Task to complete>
Rewrite every one of the items below, replacing "storage mode" with "stowed mode" and keeping everything else unchanged.

····················

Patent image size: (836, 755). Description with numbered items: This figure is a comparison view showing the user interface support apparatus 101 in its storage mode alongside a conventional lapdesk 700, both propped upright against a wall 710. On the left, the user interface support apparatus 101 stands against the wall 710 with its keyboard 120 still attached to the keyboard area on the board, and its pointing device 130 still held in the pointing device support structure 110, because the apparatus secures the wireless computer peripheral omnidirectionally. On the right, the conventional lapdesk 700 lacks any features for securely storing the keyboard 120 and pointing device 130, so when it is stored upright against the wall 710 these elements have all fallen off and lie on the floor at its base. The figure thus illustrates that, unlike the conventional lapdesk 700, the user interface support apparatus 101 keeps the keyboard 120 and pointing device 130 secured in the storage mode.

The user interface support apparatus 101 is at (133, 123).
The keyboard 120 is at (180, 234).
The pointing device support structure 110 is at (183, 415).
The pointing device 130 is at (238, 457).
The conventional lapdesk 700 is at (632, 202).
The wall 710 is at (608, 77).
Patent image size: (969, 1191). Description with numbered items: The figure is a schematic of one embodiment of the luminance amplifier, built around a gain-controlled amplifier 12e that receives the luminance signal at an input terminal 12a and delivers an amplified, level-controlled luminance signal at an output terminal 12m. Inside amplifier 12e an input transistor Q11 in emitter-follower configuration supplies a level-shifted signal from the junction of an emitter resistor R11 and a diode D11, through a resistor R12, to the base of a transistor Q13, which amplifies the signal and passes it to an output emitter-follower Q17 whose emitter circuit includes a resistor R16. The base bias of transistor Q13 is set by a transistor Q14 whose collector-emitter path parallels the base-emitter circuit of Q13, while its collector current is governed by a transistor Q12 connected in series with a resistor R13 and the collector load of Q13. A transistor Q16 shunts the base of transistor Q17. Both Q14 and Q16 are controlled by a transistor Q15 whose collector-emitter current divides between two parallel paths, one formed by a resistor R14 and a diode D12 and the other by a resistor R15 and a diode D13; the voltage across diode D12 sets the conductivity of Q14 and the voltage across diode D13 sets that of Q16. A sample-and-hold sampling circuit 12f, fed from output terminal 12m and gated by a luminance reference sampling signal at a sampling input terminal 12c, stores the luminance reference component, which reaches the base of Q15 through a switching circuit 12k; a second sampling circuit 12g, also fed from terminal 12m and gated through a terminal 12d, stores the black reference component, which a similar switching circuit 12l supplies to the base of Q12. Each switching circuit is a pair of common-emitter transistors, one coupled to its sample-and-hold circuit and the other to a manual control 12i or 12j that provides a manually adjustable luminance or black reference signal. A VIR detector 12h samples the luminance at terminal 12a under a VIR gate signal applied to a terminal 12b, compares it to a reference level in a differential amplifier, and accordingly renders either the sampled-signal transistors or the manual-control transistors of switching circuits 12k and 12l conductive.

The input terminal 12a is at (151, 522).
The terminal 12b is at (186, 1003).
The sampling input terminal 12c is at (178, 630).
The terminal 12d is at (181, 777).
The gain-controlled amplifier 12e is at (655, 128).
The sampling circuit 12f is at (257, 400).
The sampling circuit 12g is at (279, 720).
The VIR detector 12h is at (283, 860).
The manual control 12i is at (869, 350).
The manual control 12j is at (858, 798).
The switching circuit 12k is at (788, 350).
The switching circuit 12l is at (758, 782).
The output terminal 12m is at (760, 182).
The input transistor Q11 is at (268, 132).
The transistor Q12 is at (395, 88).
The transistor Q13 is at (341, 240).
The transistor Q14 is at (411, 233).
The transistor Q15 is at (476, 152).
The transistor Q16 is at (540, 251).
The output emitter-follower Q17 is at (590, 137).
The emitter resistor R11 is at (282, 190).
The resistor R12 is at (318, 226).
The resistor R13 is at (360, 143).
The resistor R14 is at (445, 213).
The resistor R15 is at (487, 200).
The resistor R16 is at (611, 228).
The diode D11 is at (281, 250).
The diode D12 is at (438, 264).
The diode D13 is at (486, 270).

····················

Complete output>
Patent image size: (836, 755). Description with numbered items: This figure is a comparison view showing the user interface support apparatus 101 in its stowed mode alongside a conventional lapdesk 700, both propped upright against a wall 710. On the left, the user interface support apparatus 101 stands against the wall 710 with its keyboard 120 still attached to the keyboard area on the board, and its pointing device 130 still held in the pointing device support structure 110, because the apparatus secures the wireless computer peripheral omnidirectionally. On the right, the conventional lapdesk 700 lacks any features for securely storing the keyboard 120 and pointing device 130, so when it is stored upright against the wall 710 these elements have all fallen off and lie on the floor at its base. The figure thus illustrates that, unlike the conventional lapdesk 700, the user interface support apparatus 101 keeps the keyboard 120 and pointing device 130 secured in the stowed mode.

The user interface support apparatus 101 is at (133, 123).
The keyboard 120 is at (180, 234).
The pointing device support structure 110 is at (183, 415).
The pointing device 130 is at (238, 457).
The conventional lapdesk 700 is at (632, 202).
The wall 710 is at (608, 77).
Patent image size: (969, 1191). Description with numbered items: The figure is a schematic of one embodiment of the luminance amplifier, built around a gain-controlled amplifier 12e that receives the luminance signal at an input terminal 12a and delivers an amplified, level-controlled luminance signal at an output terminal 12m. Inside amplifier 12e an input transistor Q11 in emitter-follower configuration supplies a level-shifted signal from the junction of an emitter resistor R11 and a diode D11, through a resistor R12, to the base of a transistor Q13, which amplifies the signal and passes it to an output emitter-follower Q17 whose emitter circuit includes a resistor R16. The base bias of transistor Q13 is set by a transistor Q14 whose collector-emitter path parallels the base-emitter circuit of Q13, while its collector current is governed by a transistor Q12 connected in series with a resistor R13 and the collector load of Q13. A transistor Q16 shunts the base of transistor Q17. Both Q14 and Q16 are controlled by a transistor Q15 whose collector-emitter current divides between two parallel paths, one formed by a resistor R14 and a diode D12 and the other by a resistor R15 and a diode D13; the voltage across diode D12 sets the conductivity of Q14 and the voltage across diode D13 sets that of Q16. A sample-and-hold sampling circuit 12f, fed from output terminal 12m and gated by a luminance reference sampling signal at a sampling input terminal 12c, stores the luminance reference component, which reaches the base of Q15 through a switching circuit 12k; a second sampling circuit 12g, also fed from terminal 12m and gated through a terminal 12d, stores the black reference component, which a similar switching circuit 12l supplies to the base of Q12. Each switching circuit is a pair of common-emitter transistors, one coupled to its sample-and-hold circuit and the other to a manual control 12i or 12j that provides a manually adjustable luminance or black reference signal. A VIR detector 12h samples the luminance at terminal 12a under a VIR gate signal applied to a terminal 12b, compares it to a reference level in a differential amplifier, and accordingly renders either the sampled-signal transistors or the manual-control transistors of switching circuits 12k and 12l conductive.

The input terminal 12a is at (151, 522).
The terminal 12b is at (186, 1003).
The sampling input terminal 12c is at (178, 630).
The terminal 12d is at (181, 777).
The gain-controlled amplifier 12e is at (655, 128).
The sampling circuit 12f is at (257, 400).
The sampling circuit 12g is at (279, 720).
The VIR detector 12h is at (283, 860).
The manual control 12i is at (869, 350).
The manual control 12j is at (858, 798).
The switching circuit 12k is at (788, 350).
The switching circuit 12l is at (758, 782).
The output terminal 12m is at (760, 182).
The input transistor Q11 is at (268, 132).
The transistor Q12 is at (395, 88).
The transistor Q13 is at (341, 240).
The transistor Q14 is at (411, 233).
The transistor Q15 is at (476, 152).
The transistor Q16 is at (540, 251).
The output emitter-follower Q17 is at (590, 137).
The emitter resistor R11 is at (282, 190).
The resistor R12 is at (318, 226).
The resistor R13 is at (360, 143).
The resistor R14 is at (445, 213).
The resistor R15 is at (487, 200).
The resistor R16 is at (611, 228).
The diode D11 is at (281, 250).
The diode D12 is at (438, 264).
The diode D13 is at (486, 270).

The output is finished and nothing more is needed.